_The exercise_
Every line of the material below should be repeated exactly.

::: Input

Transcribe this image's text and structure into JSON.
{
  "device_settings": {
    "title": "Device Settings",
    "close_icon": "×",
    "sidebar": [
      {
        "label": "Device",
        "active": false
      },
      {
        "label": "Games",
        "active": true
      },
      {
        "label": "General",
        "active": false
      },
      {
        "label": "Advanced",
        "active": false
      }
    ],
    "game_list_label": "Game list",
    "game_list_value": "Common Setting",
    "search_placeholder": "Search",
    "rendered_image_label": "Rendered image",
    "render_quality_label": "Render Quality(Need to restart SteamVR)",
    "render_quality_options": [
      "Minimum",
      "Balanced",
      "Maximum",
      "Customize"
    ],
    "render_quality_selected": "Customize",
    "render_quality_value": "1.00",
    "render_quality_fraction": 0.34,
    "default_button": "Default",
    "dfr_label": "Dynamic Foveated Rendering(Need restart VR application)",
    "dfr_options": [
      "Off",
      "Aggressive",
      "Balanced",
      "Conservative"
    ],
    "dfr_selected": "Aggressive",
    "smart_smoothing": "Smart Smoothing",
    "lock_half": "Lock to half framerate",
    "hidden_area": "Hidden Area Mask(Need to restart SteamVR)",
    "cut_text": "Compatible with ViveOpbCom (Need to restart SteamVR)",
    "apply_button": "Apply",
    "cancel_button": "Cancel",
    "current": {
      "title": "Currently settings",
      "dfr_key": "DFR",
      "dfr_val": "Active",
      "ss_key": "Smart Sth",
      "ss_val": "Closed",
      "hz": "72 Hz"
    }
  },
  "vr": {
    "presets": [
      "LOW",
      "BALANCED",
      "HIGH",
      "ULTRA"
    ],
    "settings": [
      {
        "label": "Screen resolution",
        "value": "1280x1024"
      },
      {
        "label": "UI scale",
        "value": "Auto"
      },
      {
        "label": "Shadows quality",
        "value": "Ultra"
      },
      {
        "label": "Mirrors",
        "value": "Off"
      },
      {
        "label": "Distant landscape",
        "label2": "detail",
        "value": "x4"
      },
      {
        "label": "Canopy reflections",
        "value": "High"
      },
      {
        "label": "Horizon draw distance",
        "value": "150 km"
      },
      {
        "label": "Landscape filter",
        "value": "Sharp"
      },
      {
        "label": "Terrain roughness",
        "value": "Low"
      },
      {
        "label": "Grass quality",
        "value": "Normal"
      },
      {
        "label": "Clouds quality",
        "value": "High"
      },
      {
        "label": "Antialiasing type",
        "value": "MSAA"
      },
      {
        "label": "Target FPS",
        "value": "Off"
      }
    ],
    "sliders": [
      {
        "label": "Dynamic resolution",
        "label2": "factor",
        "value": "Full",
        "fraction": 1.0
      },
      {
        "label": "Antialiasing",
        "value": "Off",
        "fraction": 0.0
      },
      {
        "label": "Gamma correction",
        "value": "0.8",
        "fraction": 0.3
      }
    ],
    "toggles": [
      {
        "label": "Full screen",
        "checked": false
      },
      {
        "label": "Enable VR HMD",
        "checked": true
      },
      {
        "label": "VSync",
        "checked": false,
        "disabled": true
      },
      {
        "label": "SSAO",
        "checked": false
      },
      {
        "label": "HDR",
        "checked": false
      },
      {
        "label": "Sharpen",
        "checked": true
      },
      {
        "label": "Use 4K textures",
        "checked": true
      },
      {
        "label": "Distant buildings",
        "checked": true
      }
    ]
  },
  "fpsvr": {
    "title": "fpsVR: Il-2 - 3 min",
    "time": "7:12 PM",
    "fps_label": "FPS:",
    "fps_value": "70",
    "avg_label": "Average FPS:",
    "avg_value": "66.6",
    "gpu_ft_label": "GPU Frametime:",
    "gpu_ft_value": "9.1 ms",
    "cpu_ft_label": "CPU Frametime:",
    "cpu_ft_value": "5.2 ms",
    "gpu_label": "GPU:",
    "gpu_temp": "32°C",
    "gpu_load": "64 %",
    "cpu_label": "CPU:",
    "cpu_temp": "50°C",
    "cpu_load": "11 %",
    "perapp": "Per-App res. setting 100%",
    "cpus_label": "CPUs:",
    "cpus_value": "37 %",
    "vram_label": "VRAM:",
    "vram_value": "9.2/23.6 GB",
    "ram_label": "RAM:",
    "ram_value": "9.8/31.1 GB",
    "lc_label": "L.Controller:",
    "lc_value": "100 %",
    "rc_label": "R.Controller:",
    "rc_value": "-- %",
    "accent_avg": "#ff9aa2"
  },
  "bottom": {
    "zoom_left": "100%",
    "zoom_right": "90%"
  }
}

::::::

_Completed task_
Transcribe this image's text and structure into JSON.
{
  "device_settings": {
    "title": "Device Settings",
    "close_icon": "×",
    "sidebar": [
      {
        "label": "Device",
        "active": false
      },
      {
        "label": "Games",
        "active": true
      },
      {
        "label": "General",
        "active": false
      },
      {
        "label": "Advanced",
        "active": false
      }
    ],
    "game_list_label": "Game list",
    "game_list_value": "Common Setting",
    "search_placeholder": "Search",
    "rendered_image_label": "Rendered image",
    "render_quality_label": "Render Quality(Need to restart SteamVR)",
    "render_quality_options": [
      "Minimum",
      "Balanced",
      "Maximum",
      "Customize"
    ],
    "render_quality_selected": "Customize",
    "render_quality_value": "1.00",
    "render_quality_fraction": 0.34,
    "default_button": "Default",
    "dfr_label": "Dynamic Foveated Rendering(Need restart VR application)",
    "dfr_options": [
      "Off",
      "Aggressive",
      "Balanced",
      "Conservative"
    ],
    "dfr_selected": "Aggressive",
    "smart_smoothing": "Smart Smoothing",
    "lock_half": "Lock to half framerate",
    "hidden_area": "Hidden Area Mask(Need to restart SteamVR)",
    "cut_text": "Compatible with ViveOpbCom (Need to restart SteamVR)",
    "apply_button": "Apply",
    "cancel_button": "Cancel",
    "current": {
      "title": "Currently settings",
      "dfr_key": "DFR",
      "dfr_val": "Active",
      "ss_key": "Smart Sth",
      "ss_val": "Closed",
      "hz": "72 Hz"
    }
  },
  "vr": {
    "presets": [
      "LOW",
      "BALANCED",
      "HIGH",
      "ULTRA"
    ],
    "settings": [
      {
        "label": "Screen resolution",
        "value": "1280x1024"
      },
      {
        "label": "UI scale",
        "value": "Auto"
      },
      {
        "label": "Shadows quality",
        "value": "Ultra"
      },
      {
        "label": "Mirrors",
        "value": "Off"
      },
      {
        "label": "Distant landscape",
        "label2": "detail",
        "value": "x4"
      },
      {
        "label": "Canopy reflections",
        "value": "High"
      },
      {
        "label": "Horizon draw distance",
        "value": "150 km"
      },
      {
        "label": "Landscape filter",
        "value": "Sharp"
      },
      {
        "label": "Terrain roughness",
        "value": "Low"
      },
      {
        "label": "Grass quality",
        "value": "Normal"
      },
      {
        "label": "Clouds quality",
        "value": "High"
      },
      {
        "label": "Antialiasing type",
        "value": "MSAA"
      },
      {
        "label": "Target FPS",
        "value": "Off"
      }
    ],
    "sliders": [
      {
        "label": "Dynamic resolution",
        "label2": "factor",
        "value": "Full",
        "fraction": 1.0
      },
      {
        "label": "Antialiasing",
        "value": "Off",
        "fraction": 0.0
      },
      {
        "label": "Gamma correction",
        "value": "0.8",
        "fraction": 0.3
      }
    ],
    "toggles": [
      {
        "label": "Full screen",
        "checked": false
      },
      {
        "label": "Enable VR HMD",
        "checked": true
      },
      {
        "label": "VSync",
        "checked": false,
        "disabled": true
      },
      {
        "label": "SSAO",
        "checked": false
      },
      {
        "label": "HDR",
        "checked": false
      },
      {
        "label": "Sharpen",
        "checked": true
      },
      {
        "label": "Use 4K textures",
        "checked": true
      },
      {
        "label": "Distant buildings",
        "checked": true
      }
    ]
  },
  "fpsvr": {
    "title": "fpsVR: Il-2 - 3 min",
    "time": "7:12 PM",
    "fps_label": "FPS:",
    "fps_value": "70",
    "avg_label": "Average FPS:",
    "avg_value": "66.6",
    "gpu_ft_label": "GPU Frametime:",
    "gpu_ft_value": "9.1 ms",
    "cpu_ft_label": "CPU Frametime:",
    "cpu_ft_value": "5.2 ms",
    "gpu_label": "GPU:",
    "gpu_temp": "32°C",
    "gpu_load": "64 %",
    "cpu_label": "CPU:",
    "cpu_temp": "50°C",
    "cpu_load": "11 %",
    "perapp": "Per-App res. setting 100%",
    "cpus_label": "CPUs:",
    "cpus_value": "37 %",
    "vram_label": "VRAM:",
    "vram_value": "9.2/23.6 GB",
    "ram_label": "RAM:",
    "ram_value": "9.8/31.1 GB",
    "lc_label": "L.Controller:",
    "lc_value": "100 %",
    "rc_label": "R.Controller:",
    "rc_value": "-- %",
    "accent_avg": "#ff9aa2"
  },
  "bottom": {
    "zoom_left": "100%",
    "zoom_right": "90%"
  }
}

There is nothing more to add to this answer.